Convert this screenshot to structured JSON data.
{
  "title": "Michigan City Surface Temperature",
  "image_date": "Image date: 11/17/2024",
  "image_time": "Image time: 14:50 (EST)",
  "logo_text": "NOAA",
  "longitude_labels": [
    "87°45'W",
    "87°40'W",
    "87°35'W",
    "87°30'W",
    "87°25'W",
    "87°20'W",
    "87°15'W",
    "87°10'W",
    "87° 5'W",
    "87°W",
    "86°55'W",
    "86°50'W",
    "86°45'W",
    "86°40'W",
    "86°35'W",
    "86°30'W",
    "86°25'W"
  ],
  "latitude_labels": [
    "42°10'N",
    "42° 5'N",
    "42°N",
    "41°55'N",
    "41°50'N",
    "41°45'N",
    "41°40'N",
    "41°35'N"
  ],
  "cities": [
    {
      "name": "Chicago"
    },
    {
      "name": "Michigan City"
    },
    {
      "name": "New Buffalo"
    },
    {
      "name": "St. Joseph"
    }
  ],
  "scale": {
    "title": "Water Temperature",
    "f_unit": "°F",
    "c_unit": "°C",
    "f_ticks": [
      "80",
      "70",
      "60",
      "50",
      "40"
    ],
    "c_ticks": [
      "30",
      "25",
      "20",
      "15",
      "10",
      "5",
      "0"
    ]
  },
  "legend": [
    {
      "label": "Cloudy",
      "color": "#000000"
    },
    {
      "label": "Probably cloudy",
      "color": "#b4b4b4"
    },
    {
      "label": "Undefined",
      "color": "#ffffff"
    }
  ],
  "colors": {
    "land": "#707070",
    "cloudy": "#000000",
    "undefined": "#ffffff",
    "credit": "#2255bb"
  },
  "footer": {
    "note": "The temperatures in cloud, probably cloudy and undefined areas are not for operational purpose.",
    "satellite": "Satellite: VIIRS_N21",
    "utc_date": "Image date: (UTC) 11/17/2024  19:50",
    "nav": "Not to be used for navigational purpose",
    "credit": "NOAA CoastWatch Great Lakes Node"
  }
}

____

_WHAT IS REQUIRED:_
Every line above should be written out again exactly as it stands.

_RESPONSE TO THE TASK:_
Convert this screenshot to structured JSON data.
{
  "title": "Michigan City Surface Temperature",
  "image_date": "Image date: 11/17/2024",
  "image_time": "Image time: 14:50 (EST)",
  "logo_text": "NOAA",
  "longitude_labels": [
    "87°45'W",
    "87°40'W",
    "87°35'W",
    "87°30'W",
    "87°25'W",
    "87°20'W",
    "87°15'W",
    "87°10'W",
    "87° 5'W",
    "87°W",
    "86°55'W",
    "86°50'W",
    "86°45'W",
    "86°40'W",
    "86°35'W",
    "86°30'W",
    "86°25'W"
  ],
  "latitude_labels": [
    "42°10'N",
    "42° 5'N",
    "42°N",
    "41°55'N",
    "41°50'N",
    "41°45'N",
    "41°40'N",
    "41°35'N"
  ],
  "cities": [
    {
      "name": "Chicago"
    },
    {
      "name": "Michigan City"
    },
    {
      "name": "New Buffalo"
    },
    {
      "name": "St. Joseph"
    }
  ],
  "scale": {
    "title": "Water Temperature",
    "f_unit": "°F",
    "c_unit": "°C",
    "f_ticks": [
      "80",
      "70",
      "60",
      "50",
      "40"
    ],
    "c_ticks": [
      "30",
      "25",
      "20",
      "15",
      "10",
      "5",
      "0"
    ]
  },
  "legend": [
    {
      "label": "Cloudy",
      "color": "#000000"
    },
    {
      "label": "Probably cloudy",
      "color": "#b4b4b4"
    },
    {
      "label": "Undefined",
      "color": "#ffffff"
    }
  ],
  "colors": {
    "land": "#707070",
    "cloudy": "#000000",
    "undefined": "#ffffff",
    "credit": "#2255bb"
  },
  "footer": {
    "note": "The temperatures in cloud, probably cloudy and undefined areas are not for operational purpose.",
    "satellite": "Satellite: VIIRS_N21",
    "utc_date": "Image date: (UTC) 11/17/2024  19:50",
    "nav": "Not to be used for navigational purpose",
    "credit": "NOAA CoastWatch Great Lakes Node"
  }
}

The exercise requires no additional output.